Job: Gather each line in the entries that includes the string "cccccc".

- - - - -

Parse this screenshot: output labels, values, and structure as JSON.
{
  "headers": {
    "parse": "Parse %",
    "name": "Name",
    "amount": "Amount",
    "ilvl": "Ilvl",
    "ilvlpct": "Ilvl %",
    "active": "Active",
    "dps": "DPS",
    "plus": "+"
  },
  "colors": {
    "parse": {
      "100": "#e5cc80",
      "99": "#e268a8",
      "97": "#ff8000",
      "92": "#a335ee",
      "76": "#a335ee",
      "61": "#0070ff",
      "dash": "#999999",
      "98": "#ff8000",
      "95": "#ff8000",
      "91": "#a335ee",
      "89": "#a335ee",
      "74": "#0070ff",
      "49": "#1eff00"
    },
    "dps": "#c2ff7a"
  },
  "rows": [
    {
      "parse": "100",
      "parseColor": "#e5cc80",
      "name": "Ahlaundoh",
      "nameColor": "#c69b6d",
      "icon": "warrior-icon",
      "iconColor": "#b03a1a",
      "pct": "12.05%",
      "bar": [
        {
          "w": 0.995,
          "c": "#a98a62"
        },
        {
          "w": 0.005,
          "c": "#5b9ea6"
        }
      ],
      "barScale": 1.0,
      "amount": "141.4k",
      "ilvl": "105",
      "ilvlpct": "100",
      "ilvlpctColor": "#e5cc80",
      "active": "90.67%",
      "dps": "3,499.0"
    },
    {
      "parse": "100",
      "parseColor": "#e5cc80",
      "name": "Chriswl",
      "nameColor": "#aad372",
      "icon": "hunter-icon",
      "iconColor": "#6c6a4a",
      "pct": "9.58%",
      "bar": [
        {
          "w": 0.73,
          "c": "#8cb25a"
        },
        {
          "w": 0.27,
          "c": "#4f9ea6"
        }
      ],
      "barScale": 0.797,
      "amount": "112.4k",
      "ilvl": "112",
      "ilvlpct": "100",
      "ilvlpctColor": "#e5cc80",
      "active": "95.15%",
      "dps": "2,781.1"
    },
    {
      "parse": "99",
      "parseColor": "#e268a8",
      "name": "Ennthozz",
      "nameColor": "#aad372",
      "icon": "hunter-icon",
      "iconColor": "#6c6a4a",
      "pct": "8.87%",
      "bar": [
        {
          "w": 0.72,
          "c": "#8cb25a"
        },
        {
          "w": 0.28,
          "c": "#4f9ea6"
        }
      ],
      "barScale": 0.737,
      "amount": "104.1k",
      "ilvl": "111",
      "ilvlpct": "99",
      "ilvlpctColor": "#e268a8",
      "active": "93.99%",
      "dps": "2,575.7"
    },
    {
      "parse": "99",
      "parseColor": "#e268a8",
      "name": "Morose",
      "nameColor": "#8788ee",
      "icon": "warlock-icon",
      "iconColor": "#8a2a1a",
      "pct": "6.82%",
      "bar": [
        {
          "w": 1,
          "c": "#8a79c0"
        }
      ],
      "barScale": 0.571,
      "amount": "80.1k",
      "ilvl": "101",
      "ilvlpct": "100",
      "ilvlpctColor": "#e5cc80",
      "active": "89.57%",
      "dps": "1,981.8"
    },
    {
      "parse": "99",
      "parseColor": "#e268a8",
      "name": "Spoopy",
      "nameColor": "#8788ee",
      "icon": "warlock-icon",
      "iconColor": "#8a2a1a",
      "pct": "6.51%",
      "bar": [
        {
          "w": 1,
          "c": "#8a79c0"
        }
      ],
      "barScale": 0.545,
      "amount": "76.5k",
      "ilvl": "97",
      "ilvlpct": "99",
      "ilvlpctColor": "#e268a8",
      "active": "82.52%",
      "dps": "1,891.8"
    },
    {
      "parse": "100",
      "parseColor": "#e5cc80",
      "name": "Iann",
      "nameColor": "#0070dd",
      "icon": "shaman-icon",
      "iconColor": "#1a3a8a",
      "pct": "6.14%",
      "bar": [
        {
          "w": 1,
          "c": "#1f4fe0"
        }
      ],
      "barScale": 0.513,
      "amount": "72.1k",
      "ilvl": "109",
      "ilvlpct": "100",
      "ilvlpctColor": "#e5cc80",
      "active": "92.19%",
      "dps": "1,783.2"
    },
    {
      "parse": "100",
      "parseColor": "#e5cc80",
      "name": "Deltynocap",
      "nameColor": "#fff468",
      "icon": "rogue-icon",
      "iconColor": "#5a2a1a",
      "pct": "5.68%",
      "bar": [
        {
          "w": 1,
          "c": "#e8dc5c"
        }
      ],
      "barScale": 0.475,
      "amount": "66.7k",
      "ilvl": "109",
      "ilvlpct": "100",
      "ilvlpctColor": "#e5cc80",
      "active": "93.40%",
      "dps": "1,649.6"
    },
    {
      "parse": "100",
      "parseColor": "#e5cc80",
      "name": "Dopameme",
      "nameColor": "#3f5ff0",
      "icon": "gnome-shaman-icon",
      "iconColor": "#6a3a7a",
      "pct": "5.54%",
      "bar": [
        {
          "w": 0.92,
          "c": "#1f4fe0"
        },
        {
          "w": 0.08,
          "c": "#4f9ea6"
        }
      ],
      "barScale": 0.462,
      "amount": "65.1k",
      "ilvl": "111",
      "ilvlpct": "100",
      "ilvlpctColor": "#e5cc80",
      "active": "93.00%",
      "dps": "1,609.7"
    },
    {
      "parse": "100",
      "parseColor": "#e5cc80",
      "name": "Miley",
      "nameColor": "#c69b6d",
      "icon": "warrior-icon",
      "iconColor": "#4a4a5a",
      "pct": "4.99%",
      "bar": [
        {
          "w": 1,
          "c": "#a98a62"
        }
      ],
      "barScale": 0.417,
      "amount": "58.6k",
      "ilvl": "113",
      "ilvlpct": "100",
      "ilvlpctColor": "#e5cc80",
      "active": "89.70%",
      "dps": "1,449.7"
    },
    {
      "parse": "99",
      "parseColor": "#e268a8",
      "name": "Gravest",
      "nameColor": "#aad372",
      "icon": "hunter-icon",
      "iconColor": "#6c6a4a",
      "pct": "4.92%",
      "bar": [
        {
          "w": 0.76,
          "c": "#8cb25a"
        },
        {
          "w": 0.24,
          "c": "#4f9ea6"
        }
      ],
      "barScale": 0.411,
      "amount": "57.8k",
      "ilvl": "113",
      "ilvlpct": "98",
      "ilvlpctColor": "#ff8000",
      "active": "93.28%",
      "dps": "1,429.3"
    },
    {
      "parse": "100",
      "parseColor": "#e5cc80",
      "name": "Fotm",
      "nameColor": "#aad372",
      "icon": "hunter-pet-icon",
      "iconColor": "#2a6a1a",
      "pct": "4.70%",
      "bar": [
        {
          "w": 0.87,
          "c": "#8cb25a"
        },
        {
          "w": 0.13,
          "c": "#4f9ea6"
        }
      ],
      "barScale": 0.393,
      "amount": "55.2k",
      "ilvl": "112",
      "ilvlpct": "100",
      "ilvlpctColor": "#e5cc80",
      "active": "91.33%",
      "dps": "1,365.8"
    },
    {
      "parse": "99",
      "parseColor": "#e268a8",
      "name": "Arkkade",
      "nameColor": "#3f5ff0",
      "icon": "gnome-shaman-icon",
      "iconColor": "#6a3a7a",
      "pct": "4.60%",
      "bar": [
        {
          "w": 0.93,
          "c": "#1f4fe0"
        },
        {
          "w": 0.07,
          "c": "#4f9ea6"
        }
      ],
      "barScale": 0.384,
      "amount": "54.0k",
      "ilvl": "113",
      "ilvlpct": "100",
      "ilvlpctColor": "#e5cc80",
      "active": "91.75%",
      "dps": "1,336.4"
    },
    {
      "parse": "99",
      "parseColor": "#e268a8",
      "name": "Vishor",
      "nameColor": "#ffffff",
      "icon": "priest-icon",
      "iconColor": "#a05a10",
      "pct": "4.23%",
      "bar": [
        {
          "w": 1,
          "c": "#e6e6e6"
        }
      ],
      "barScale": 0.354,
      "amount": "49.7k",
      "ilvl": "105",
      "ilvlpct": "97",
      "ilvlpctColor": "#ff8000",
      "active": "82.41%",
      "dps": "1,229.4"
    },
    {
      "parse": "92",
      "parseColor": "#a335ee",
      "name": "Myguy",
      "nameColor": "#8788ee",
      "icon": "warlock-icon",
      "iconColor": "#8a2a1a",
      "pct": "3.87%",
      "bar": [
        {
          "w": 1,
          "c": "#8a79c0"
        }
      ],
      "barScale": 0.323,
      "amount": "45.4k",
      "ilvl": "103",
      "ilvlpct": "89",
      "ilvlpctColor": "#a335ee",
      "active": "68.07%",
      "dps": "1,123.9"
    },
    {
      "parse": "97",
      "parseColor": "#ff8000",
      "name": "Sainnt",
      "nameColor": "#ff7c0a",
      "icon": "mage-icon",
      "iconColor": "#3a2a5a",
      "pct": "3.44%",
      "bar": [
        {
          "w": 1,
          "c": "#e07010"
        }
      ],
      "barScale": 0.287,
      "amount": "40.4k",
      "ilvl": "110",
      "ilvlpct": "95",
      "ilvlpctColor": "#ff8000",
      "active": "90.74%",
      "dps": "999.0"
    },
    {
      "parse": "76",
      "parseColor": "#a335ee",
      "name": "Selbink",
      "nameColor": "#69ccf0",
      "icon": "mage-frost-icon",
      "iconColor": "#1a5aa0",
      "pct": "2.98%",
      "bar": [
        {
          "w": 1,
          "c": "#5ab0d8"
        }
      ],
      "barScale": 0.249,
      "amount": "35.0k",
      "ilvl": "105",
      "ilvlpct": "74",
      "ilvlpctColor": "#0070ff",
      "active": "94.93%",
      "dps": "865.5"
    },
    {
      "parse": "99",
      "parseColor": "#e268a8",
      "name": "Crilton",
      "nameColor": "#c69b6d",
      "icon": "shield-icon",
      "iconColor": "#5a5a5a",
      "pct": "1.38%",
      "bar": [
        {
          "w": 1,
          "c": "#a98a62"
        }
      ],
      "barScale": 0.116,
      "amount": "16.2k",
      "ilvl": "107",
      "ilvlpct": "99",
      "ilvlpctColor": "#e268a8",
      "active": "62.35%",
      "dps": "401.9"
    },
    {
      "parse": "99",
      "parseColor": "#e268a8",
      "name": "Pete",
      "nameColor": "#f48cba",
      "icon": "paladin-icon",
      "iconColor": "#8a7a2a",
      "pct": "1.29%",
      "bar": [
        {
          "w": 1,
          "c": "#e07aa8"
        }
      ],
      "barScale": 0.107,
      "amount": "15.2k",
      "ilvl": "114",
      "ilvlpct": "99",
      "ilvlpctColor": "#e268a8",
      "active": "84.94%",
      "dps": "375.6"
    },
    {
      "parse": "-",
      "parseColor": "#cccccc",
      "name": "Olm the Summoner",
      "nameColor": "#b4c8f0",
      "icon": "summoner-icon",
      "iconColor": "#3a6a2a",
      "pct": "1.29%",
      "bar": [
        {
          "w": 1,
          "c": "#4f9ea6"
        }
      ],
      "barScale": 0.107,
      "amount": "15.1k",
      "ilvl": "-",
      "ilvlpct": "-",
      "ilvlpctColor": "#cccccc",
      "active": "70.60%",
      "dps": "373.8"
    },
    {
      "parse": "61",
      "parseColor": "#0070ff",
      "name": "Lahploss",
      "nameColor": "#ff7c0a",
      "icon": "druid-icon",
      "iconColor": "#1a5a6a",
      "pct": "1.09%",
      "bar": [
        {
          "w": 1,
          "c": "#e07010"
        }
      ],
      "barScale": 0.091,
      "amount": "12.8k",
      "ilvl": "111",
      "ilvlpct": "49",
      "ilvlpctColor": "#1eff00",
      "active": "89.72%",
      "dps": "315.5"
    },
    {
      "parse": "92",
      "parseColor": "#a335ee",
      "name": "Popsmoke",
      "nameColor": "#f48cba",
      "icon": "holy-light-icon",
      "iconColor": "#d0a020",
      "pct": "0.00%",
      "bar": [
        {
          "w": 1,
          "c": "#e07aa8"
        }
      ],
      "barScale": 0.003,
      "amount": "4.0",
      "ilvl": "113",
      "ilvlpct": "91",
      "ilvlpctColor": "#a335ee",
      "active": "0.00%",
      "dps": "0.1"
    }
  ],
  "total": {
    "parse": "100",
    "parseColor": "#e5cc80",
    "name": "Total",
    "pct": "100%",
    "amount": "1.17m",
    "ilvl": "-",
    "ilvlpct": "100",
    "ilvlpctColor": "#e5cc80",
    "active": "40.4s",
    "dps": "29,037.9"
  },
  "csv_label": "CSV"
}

- - - - -

Complete output:
      "parseColor": "#cccccc",
      "ilvlpctColor": "#cccccc",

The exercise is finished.